• **EXERCISE DETAILS**
List each line of the data that holds the word "natural".
## start DATA EXCERPTS
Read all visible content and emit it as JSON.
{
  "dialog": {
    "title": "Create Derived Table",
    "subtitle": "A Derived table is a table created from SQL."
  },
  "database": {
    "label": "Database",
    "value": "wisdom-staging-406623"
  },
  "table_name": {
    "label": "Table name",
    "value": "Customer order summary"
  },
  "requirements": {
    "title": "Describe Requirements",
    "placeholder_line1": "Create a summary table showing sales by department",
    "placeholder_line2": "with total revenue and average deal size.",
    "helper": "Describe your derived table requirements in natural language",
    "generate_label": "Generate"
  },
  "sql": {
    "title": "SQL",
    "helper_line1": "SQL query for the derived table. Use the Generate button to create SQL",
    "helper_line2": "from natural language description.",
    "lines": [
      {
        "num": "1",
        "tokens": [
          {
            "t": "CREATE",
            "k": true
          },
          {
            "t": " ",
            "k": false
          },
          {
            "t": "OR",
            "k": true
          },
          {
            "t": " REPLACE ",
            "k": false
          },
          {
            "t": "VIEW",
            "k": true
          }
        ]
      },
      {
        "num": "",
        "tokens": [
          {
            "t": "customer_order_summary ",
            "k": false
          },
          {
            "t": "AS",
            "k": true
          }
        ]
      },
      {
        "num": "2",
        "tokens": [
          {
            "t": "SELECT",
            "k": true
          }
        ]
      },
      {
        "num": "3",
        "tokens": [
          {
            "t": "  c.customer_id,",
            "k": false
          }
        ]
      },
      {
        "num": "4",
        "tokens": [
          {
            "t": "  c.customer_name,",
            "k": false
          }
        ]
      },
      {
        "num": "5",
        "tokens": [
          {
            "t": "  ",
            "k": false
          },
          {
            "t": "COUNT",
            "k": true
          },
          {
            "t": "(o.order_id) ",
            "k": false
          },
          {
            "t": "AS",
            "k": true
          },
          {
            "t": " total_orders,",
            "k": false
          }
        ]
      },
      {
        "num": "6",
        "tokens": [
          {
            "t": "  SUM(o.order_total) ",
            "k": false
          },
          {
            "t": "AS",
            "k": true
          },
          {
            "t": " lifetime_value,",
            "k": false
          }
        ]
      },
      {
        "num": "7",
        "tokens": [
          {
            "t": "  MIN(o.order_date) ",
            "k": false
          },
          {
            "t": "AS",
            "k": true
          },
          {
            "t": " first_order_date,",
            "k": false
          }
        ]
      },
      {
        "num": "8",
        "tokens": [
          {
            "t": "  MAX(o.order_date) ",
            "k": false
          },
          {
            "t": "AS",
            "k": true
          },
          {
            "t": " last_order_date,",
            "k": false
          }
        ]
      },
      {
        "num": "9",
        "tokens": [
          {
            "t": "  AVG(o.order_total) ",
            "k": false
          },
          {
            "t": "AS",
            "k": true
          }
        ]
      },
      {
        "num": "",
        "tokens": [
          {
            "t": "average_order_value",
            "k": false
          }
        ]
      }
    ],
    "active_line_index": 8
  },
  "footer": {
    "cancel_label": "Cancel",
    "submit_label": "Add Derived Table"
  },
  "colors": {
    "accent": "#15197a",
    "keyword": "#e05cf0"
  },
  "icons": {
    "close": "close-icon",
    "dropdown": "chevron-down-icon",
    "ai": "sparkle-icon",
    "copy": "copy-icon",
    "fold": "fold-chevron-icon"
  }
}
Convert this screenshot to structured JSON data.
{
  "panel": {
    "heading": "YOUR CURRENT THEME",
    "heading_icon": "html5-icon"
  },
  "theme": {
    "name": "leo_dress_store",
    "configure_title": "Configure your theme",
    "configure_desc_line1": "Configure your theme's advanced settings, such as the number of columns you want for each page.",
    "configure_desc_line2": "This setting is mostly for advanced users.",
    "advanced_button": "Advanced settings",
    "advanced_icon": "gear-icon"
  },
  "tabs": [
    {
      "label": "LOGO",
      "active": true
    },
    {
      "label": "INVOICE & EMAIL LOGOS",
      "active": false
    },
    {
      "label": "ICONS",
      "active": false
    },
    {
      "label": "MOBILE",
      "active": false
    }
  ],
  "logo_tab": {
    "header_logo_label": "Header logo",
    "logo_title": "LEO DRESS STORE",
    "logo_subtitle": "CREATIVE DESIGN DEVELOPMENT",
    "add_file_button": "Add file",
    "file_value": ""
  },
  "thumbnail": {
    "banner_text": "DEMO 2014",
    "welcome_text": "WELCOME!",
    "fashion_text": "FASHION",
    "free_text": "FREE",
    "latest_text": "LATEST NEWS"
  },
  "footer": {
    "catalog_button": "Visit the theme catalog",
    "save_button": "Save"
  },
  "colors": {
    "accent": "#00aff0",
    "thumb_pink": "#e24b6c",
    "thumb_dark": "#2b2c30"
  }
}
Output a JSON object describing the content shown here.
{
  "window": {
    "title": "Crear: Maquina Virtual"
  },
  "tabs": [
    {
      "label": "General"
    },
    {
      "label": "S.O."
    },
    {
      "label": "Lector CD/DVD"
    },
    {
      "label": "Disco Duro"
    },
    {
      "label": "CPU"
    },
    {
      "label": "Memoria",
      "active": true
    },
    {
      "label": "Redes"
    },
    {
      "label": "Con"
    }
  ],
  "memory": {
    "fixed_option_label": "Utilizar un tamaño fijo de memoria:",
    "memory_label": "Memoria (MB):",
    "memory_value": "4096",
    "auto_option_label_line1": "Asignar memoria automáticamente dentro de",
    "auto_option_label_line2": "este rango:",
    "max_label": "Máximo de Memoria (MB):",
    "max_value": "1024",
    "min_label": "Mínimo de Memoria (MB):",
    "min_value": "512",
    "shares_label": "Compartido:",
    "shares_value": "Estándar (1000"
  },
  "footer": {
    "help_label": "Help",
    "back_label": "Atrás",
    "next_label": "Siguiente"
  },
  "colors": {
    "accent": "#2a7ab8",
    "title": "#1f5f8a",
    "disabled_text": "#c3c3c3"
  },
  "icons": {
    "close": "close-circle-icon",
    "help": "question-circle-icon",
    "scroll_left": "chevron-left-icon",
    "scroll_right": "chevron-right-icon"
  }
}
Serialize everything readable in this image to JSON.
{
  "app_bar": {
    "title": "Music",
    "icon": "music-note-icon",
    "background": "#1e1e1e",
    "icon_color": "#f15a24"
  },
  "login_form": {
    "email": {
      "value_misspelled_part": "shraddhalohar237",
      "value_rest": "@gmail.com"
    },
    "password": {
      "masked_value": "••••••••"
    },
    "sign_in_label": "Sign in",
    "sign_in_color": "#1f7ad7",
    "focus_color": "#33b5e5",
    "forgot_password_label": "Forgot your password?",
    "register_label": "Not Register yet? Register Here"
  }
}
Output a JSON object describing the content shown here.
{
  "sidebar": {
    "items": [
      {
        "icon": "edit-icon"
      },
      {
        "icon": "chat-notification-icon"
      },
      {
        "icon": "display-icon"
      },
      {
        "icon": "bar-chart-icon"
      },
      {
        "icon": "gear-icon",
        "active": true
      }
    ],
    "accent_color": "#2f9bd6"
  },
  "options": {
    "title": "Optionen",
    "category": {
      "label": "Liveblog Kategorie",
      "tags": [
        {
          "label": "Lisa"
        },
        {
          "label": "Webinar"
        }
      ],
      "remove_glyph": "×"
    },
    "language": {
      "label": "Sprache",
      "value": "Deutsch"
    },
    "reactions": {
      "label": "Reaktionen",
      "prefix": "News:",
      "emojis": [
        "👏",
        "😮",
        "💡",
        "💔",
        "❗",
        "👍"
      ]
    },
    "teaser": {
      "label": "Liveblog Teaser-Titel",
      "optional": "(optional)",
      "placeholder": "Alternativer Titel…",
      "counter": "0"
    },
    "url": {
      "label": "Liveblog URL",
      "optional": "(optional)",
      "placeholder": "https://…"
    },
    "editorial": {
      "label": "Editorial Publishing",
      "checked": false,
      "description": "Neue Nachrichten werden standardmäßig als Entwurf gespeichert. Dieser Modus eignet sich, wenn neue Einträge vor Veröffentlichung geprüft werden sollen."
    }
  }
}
## end DATA EXCERPTS
• **WRITTEN ANSWER**
    "helper": "Describe your derived table requirements in natural language",
    "helper_line2": "from natural language description.",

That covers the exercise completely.